Return the lines below that carry the word "infer".
================
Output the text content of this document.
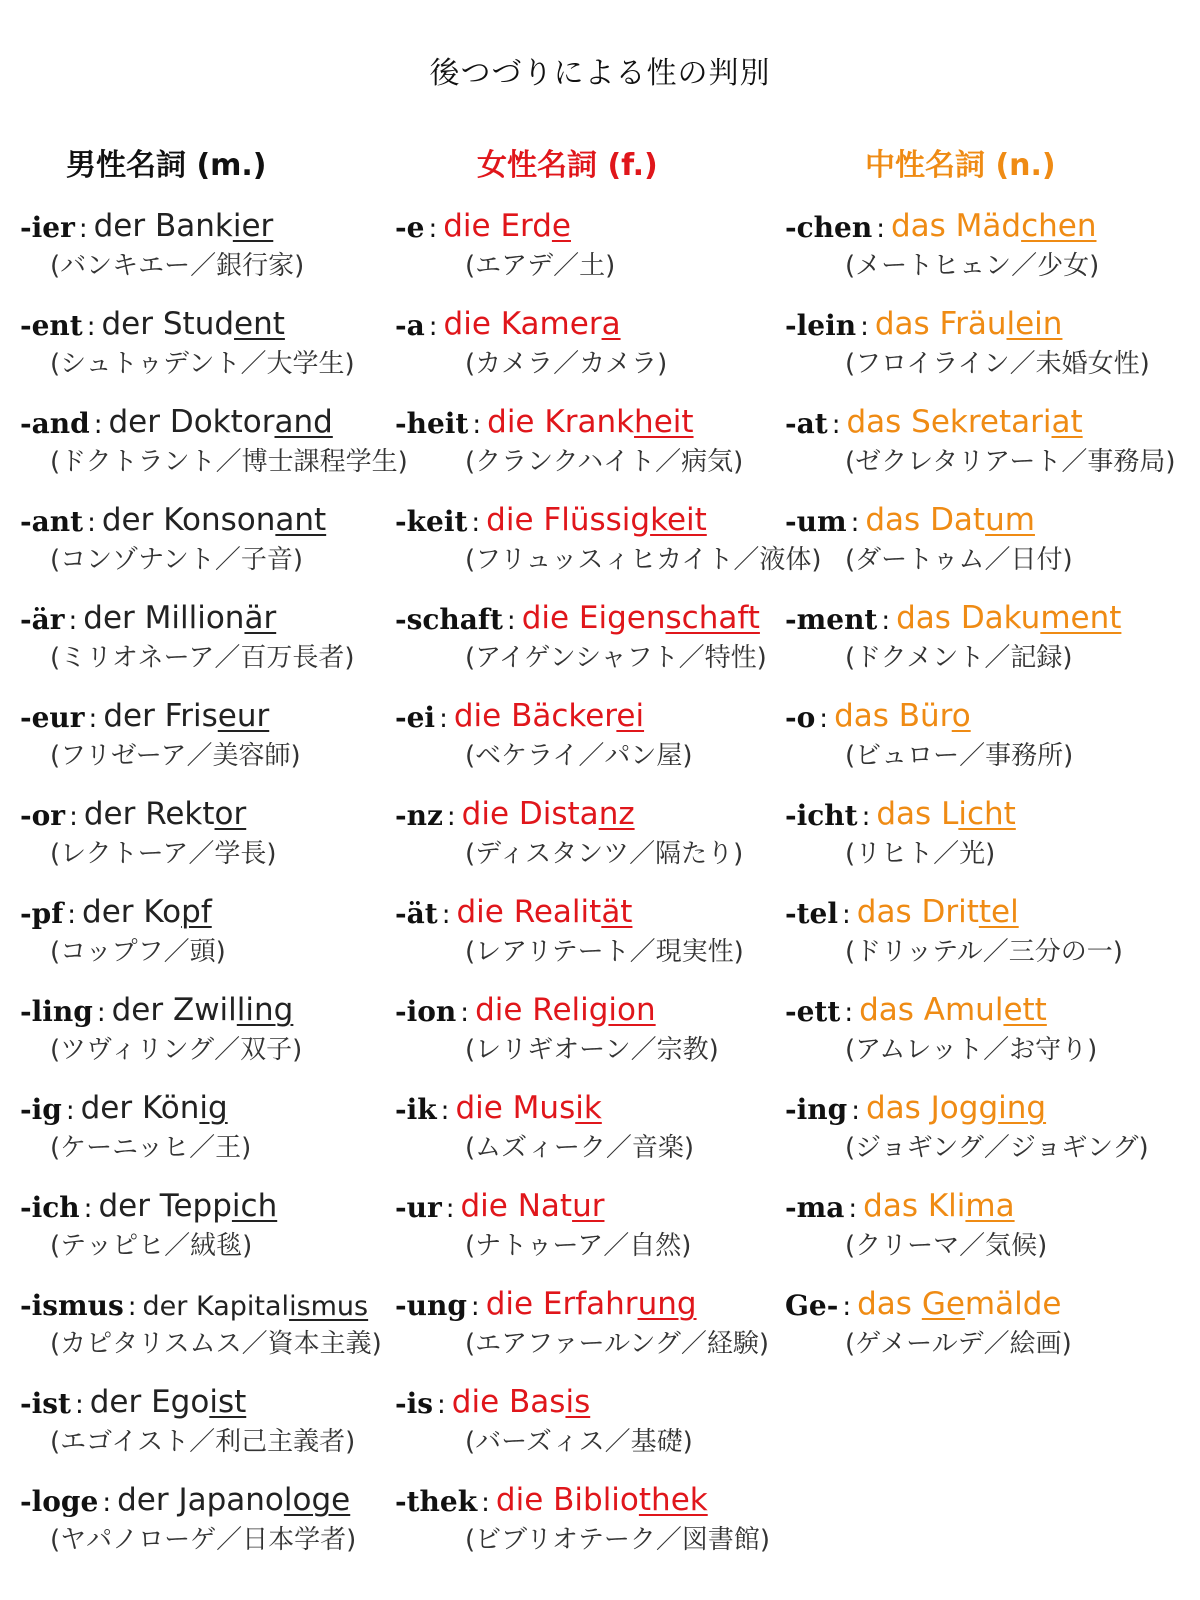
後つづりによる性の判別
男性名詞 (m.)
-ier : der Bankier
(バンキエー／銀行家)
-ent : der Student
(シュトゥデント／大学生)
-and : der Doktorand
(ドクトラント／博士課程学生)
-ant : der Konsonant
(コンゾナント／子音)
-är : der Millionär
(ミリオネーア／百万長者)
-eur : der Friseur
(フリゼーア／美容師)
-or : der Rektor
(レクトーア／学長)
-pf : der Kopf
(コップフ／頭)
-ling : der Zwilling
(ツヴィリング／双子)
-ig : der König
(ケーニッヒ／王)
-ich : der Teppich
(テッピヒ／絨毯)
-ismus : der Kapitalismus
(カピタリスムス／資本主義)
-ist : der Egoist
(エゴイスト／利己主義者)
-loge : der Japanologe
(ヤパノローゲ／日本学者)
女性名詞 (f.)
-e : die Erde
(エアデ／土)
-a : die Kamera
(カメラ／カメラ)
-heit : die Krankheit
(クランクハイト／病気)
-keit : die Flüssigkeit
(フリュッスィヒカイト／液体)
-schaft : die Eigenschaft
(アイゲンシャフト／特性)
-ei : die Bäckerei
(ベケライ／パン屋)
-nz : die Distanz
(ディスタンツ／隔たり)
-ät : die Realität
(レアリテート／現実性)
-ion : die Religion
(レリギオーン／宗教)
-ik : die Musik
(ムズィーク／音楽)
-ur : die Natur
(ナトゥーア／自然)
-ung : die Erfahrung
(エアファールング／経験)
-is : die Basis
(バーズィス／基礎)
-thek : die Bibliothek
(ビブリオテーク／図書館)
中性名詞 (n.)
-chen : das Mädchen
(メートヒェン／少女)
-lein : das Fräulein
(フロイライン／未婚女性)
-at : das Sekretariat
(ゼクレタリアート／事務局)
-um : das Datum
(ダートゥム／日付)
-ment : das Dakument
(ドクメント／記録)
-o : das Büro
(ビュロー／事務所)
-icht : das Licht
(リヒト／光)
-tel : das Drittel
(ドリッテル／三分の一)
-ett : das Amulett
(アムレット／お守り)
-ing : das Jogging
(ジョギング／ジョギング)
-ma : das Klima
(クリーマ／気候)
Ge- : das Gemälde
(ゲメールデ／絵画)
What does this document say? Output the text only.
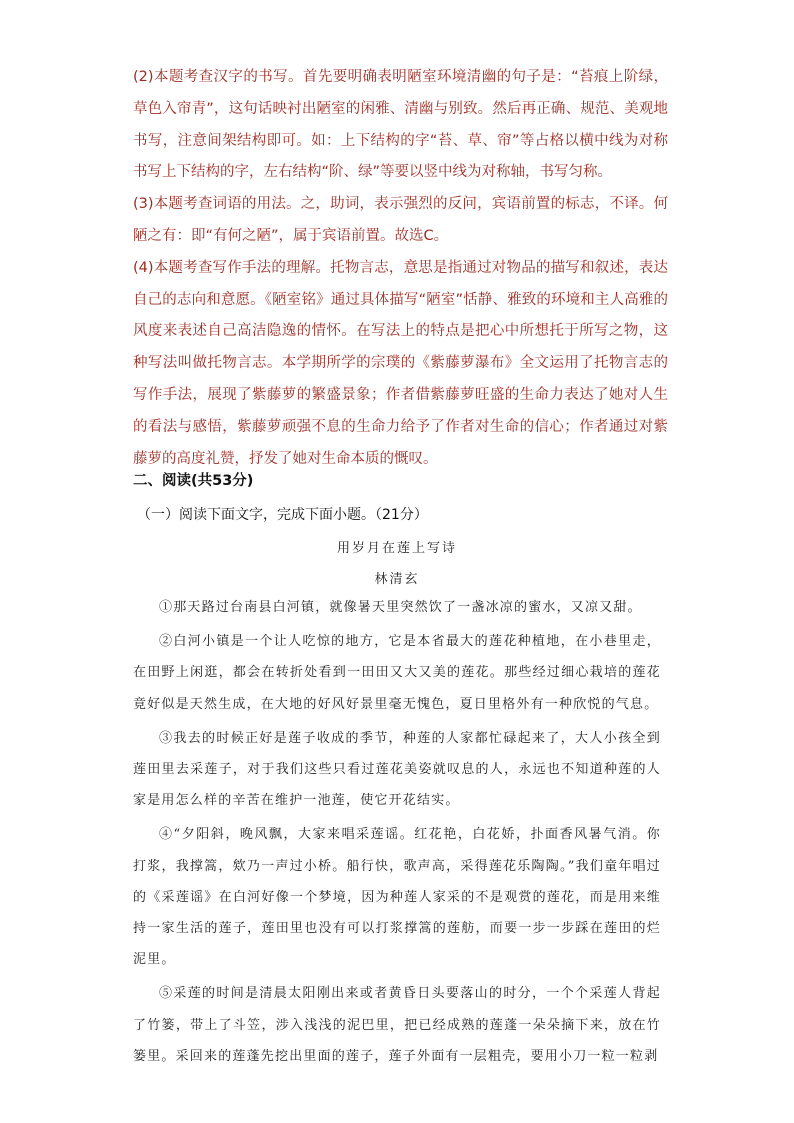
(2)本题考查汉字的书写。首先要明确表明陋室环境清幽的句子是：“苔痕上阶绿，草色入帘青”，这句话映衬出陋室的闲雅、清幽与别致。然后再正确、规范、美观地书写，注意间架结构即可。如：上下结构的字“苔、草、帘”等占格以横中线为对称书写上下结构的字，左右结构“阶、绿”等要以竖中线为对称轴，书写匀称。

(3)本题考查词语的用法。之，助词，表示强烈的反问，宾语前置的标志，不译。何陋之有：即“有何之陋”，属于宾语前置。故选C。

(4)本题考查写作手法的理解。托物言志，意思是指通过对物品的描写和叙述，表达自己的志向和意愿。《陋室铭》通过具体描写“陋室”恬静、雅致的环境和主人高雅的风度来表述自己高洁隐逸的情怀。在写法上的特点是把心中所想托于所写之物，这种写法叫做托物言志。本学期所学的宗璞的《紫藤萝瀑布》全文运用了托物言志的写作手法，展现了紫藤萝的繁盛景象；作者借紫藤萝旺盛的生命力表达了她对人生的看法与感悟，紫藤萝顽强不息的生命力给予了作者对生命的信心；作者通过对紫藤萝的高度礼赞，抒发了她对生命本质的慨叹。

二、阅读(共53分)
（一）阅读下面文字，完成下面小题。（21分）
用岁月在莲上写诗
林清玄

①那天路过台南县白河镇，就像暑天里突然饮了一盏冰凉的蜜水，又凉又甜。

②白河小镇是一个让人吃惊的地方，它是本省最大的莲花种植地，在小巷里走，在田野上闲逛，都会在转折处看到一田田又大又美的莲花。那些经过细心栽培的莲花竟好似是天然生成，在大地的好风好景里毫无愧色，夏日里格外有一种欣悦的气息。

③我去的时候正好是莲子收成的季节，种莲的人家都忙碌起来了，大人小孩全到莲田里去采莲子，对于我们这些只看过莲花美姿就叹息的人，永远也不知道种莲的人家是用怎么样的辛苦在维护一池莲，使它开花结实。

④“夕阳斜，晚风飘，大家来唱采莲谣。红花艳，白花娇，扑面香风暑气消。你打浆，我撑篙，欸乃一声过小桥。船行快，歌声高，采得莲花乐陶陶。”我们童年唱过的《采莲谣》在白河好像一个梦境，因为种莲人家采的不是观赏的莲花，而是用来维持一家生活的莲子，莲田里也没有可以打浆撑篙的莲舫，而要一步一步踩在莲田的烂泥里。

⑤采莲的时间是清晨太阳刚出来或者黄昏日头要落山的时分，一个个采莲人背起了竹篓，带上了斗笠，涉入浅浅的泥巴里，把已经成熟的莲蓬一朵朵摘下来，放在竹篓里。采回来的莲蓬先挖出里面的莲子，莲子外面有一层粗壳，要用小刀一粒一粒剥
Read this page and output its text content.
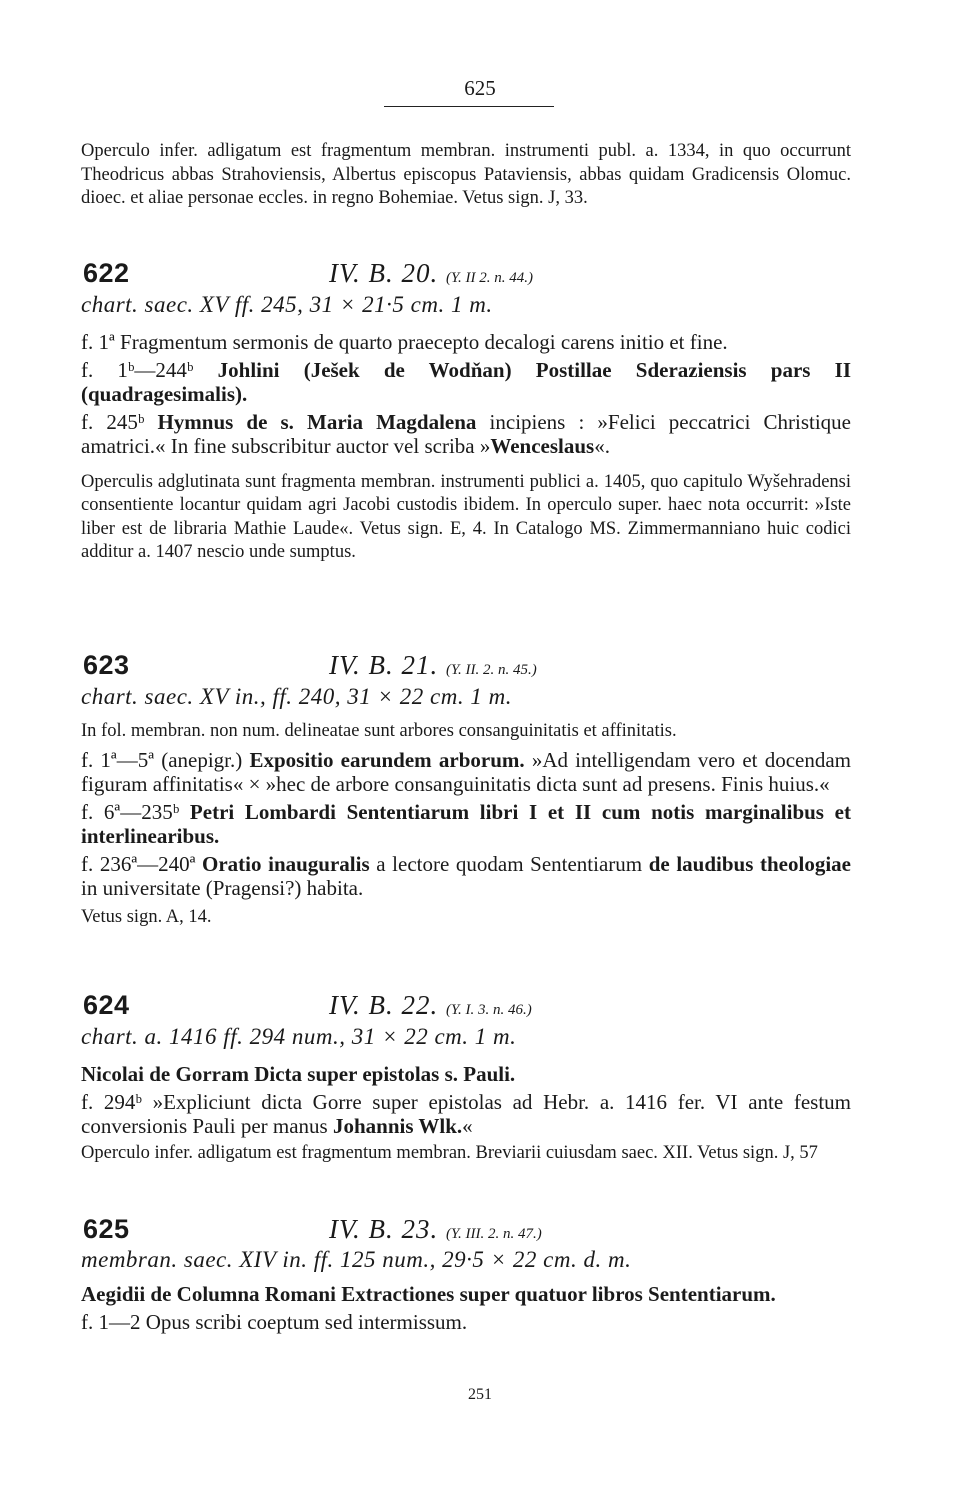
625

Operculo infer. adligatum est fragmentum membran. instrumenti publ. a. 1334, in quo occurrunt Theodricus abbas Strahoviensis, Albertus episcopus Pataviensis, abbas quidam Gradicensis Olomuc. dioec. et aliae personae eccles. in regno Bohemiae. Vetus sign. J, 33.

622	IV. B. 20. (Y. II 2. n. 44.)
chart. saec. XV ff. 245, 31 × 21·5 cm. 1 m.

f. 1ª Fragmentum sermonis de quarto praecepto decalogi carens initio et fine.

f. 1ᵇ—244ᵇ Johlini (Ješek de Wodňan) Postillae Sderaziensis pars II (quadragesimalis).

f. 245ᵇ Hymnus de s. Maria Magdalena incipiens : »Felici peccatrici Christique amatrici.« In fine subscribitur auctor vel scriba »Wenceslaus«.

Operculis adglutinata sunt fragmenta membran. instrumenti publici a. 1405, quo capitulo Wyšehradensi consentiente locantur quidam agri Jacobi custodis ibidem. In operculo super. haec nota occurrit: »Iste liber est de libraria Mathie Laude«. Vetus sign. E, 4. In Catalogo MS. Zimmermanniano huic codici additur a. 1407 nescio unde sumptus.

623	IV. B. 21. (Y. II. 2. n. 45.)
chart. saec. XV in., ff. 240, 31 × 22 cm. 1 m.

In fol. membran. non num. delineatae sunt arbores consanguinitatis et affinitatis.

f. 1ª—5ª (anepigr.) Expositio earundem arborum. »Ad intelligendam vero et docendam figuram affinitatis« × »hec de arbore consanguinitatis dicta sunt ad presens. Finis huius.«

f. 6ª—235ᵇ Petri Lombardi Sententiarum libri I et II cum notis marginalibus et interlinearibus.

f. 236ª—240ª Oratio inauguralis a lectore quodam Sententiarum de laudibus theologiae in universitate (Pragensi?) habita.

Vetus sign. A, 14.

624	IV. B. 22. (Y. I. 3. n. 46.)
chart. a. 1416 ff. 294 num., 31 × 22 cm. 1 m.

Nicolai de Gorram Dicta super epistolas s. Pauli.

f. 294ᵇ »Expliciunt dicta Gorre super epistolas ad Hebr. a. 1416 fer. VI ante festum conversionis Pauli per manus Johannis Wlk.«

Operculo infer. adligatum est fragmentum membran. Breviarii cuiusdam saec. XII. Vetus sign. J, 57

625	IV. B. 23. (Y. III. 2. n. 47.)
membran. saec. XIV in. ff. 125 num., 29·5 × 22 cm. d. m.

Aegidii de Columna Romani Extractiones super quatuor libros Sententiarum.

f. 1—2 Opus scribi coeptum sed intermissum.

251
================
**Exercise response**
Operculo infer. adligatum est fragmentum membran. instrumenti publ. a. 1334, in quo occurrunt Theodricus abbas Strahoviensis, Albertus episcopus Pataviensis, abbas quidam Gradicensis Olomuc. dioec. et aliae personae eccles. in regno Bohemiae. Vetus sign. J, 33.
Operculo infer. adligatum est fragmentum membran. Breviarii cuiusdam saec. XII. Vetus sign. J, 57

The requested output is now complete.